**AIM OF THE EXERCISE**
Pick out all lines in the listing holding the string "JSON" and copy them.

**RECORDS FOR THE EXERCISE**
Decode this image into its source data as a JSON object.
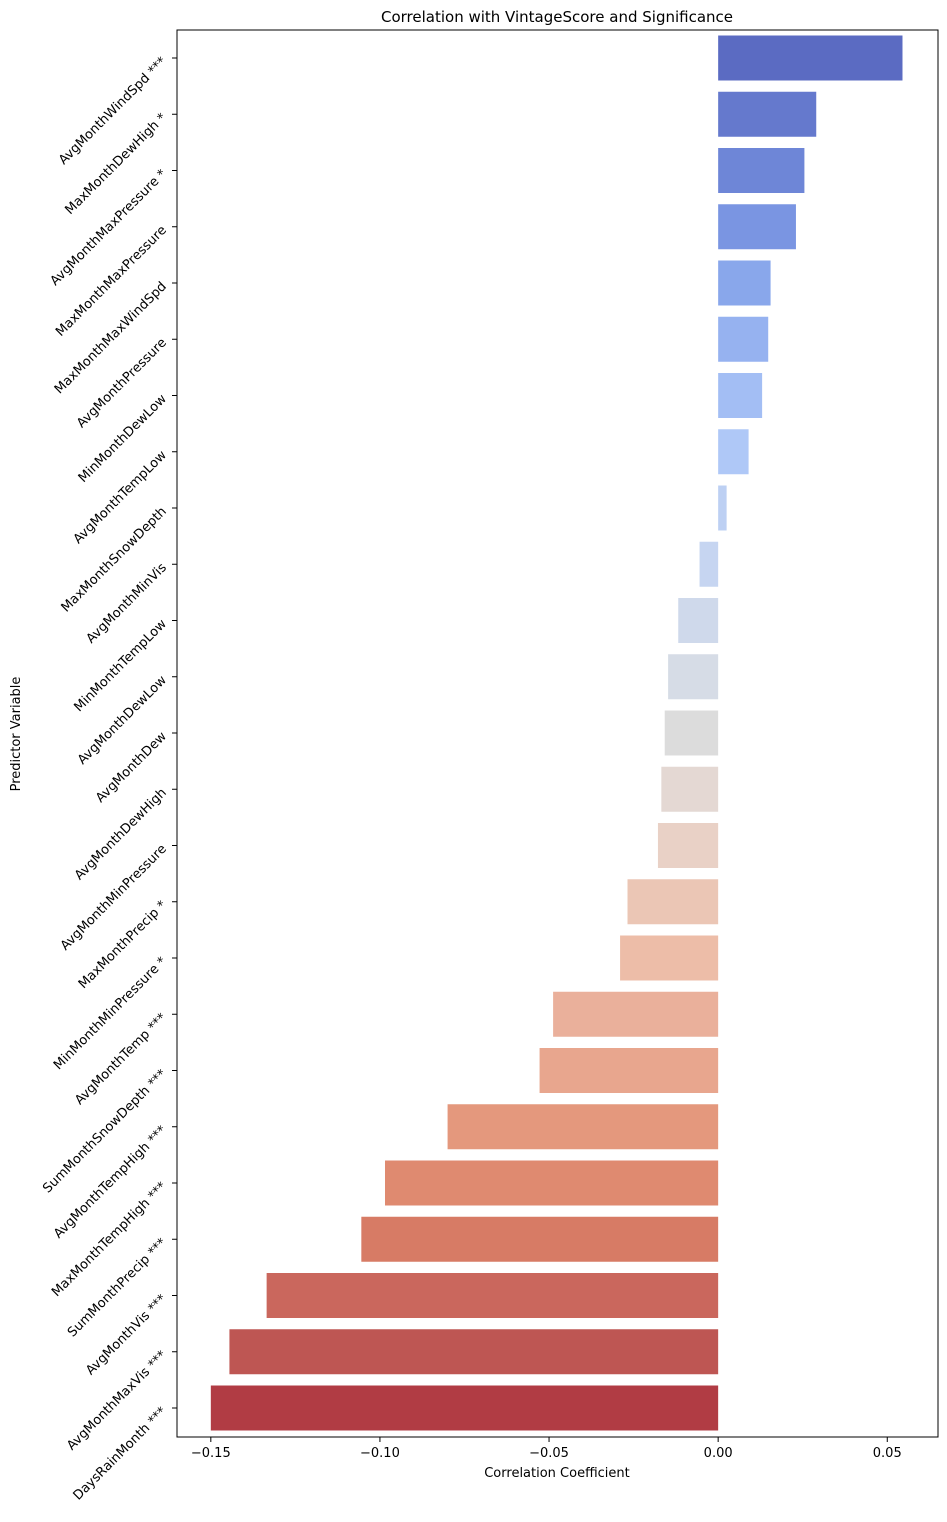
{
  "chart_data": {
    "type": "bar",
    "orientation": "horizontal",
    "title": "Correlation with VintageScore and Significance",
    "xlabel": "Correlation Coefficient",
    "ylabel": "Predictor Variable",
    "xlim": [
      -0.16,
      0.065
    ],
    "x_ticks": [
      -0.15,
      -0.1,
      -0.05,
      0.0,
      0.05
    ],
    "x_tick_labels": [
      "−0.15",
      "−0.10",
      "−0.05",
      "0.00",
      "0.05"
    ],
    "grid": false,
    "legend": "none",
    "palette": "coolwarm",
    "categories": [
      "AvgMonthWindSpd ***",
      "MaxMonthDewHigh *",
      "AvgMonthMaxPressure *",
      "MaxMonthMaxPressure",
      "MaxMonthMaxWindSpd",
      "AvgMonthPressure",
      "MinMonthDewLow",
      "AvgMonthTempLow",
      "MaxMonthSnowDepth",
      "AvgMonthMinVis",
      "MinMonthTempLow",
      "AvgMonthDewLow",
      "AvgMonthDew",
      "AvgMonthDewHigh",
      "AvgMonthMinPressure",
      "MaxMonthPrecip *",
      "MinMonthMinPressure *",
      "AvgMonthTemp ***",
      "SumMonthSnowDepth ***",
      "AvgMonthTempHigh ***",
      "MaxMonthTempHigh ***",
      "SumMonthPrecip ***",
      "AvgMonthVis ***",
      "AvgMonthMaxVis ***",
      "DaysRainMonth ***"
    ],
    "values": [
      0.0545,
      0.029,
      0.0255,
      0.023,
      0.0155,
      0.0148,
      0.013,
      0.009,
      0.0025,
      -0.0055,
      -0.0118,
      -0.0148,
      -0.0158,
      -0.0168,
      -0.0178,
      -0.0268,
      -0.029,
      -0.0488,
      -0.0528,
      -0.08,
      -0.0985,
      -0.1055,
      -0.1335,
      -0.1445,
      -0.15
    ],
    "colors": [
      "#5b6bc2",
      "#6579cd",
      "#6e86d7",
      "#7a95e2",
      "#89a7eb",
      "#96b2f0",
      "#a3bef4",
      "#afc8f7",
      "#bdd0f3",
      "#c6d5f1",
      "#cfd9eb",
      "#d6dce6",
      "#dcdcdc",
      "#e4d8d3",
      "#e9d1c6",
      "#ebc6b5",
      "#edbda8",
      "#eab09b",
      "#e8a68e",
      "#e4987d",
      "#df8a70",
      "#d77b65",
      "#ca675d",
      "#be5653",
      "#b13c44"
    ]
  }
}
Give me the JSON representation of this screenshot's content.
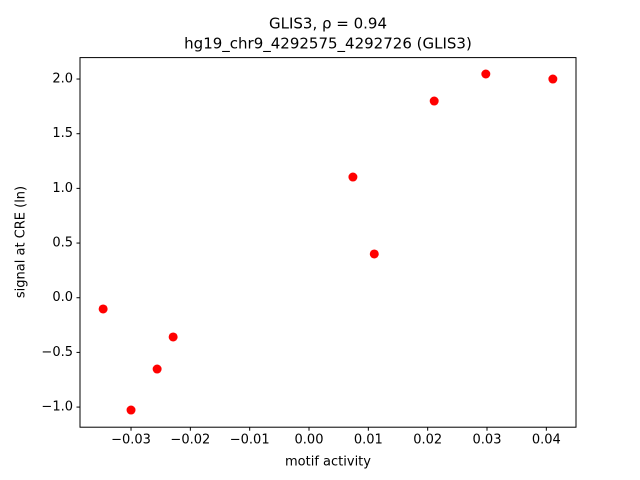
{
  "chart_data": {
    "type": "scatter",
    "title": "GLIS3, ρ = 0.94",
    "subtitle": "hg19_chr9_4292575_4292726 (GLIS3)",
    "x_label": "motif activity",
    "y_label": "signal at CRE (ln)",
    "color": "#ff0000",
    "x": [
      -0.0347,
      -0.03,
      -0.0256,
      -0.0229,
      0.0074,
      0.011,
      0.0211,
      0.0298,
      0.0411
    ],
    "values": [
      -0.103,
      -1.027,
      -0.652,
      -0.359,
      1.104,
      0.4,
      1.799,
      2.046,
      2.0
    ],
    "xlim": [
      -0.0386,
      0.045
    ],
    "ylim": [
      -1.184,
      2.196
    ],
    "xticks": [
      {
        "value": -0.03,
        "label": "−0.03"
      },
      {
        "value": -0.02,
        "label": "−0.02"
      },
      {
        "value": -0.01,
        "label": "−0.01"
      },
      {
        "value": 0,
        "label": "0.00"
      },
      0.01,
      0.02,
      0.03,
      0.04
    ],
    "yticks": [
      {
        "value": -1,
        "label": "−1.0"
      },
      {
        "value": -0.5,
        "label": "−0.5"
      },
      {
        "value": 0,
        "label": "0.0"
      },
      0.5,
      {
        "value": 1,
        "label": "1.0"
      },
      1.5,
      {
        "value": 2,
        "label": "2.0"
      }
    ],
    "grid": false
  }
}
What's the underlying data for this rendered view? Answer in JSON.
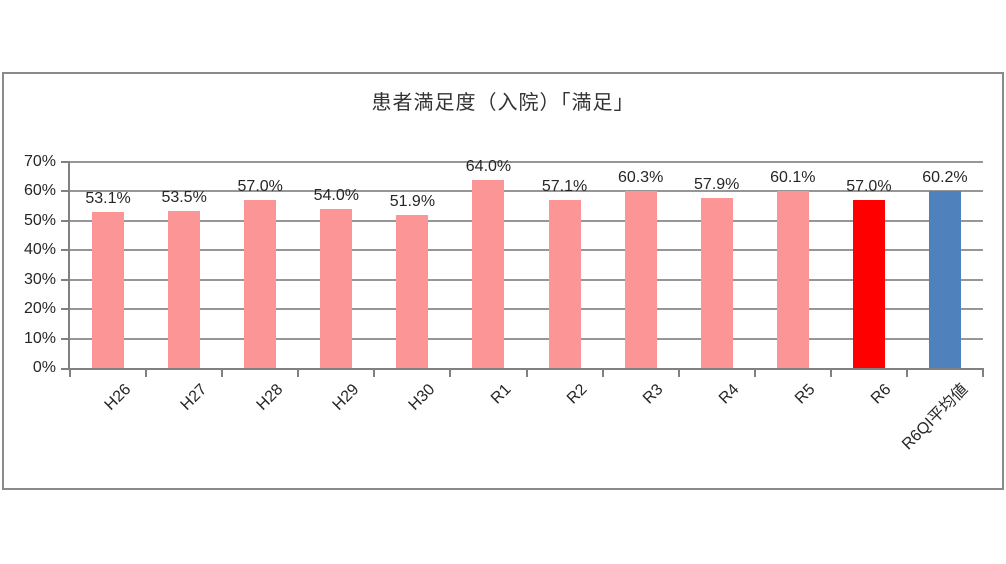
{
  "chart_data": {
    "type": "bar",
    "title": "患者満足度（入院）「満足」",
    "categories": [
      "H26",
      "H27",
      "H28",
      "H29",
      "H30",
      "R1",
      "R2",
      "R3",
      "R4",
      "R5",
      "R6",
      "R6QI平均値"
    ],
    "values": [
      53.1,
      53.5,
      57.0,
      54.0,
      51.9,
      64.0,
      57.1,
      60.3,
      57.9,
      60.1,
      57.0,
      60.2
    ],
    "data_labels": [
      "53.1%",
      "53.5%",
      "57.0%",
      "54.0%",
      "51.9%",
      "64.0%",
      "57.1%",
      "60.3%",
      "57.9%",
      "60.1%",
      "57.0%",
      "60.2%"
    ],
    "bar_colors": [
      "#FC9696",
      "#FC9696",
      "#FC9696",
      "#FC9696",
      "#FC9696",
      "#FC9696",
      "#FC9696",
      "#FC9696",
      "#FC9696",
      "#FC9696",
      "#FF0000",
      "#4F81BD"
    ],
    "xlabel": "",
    "ylabel": "",
    "ylim": [
      0,
      70
    ],
    "ytick_step": 10,
    "ytick_labels": [
      "0%",
      "10%",
      "20%",
      "30%",
      "40%",
      "50%",
      "60%",
      "70%"
    ],
    "grid": true,
    "legend_position": "none"
  },
  "styles": {
    "grid_color": "#969696",
    "axis_color": "#808080",
    "frame_border_color": "#8A8A8A",
    "text_color": "#262626",
    "title_color": "#333333"
  }
}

**SOLUTION TO THE EXERCISE**
Decode this image into its source data as a JSON object.
Give me the JSON representation of this screenshot's content.
What's the underlying data for this rendered view? Answer in JSON.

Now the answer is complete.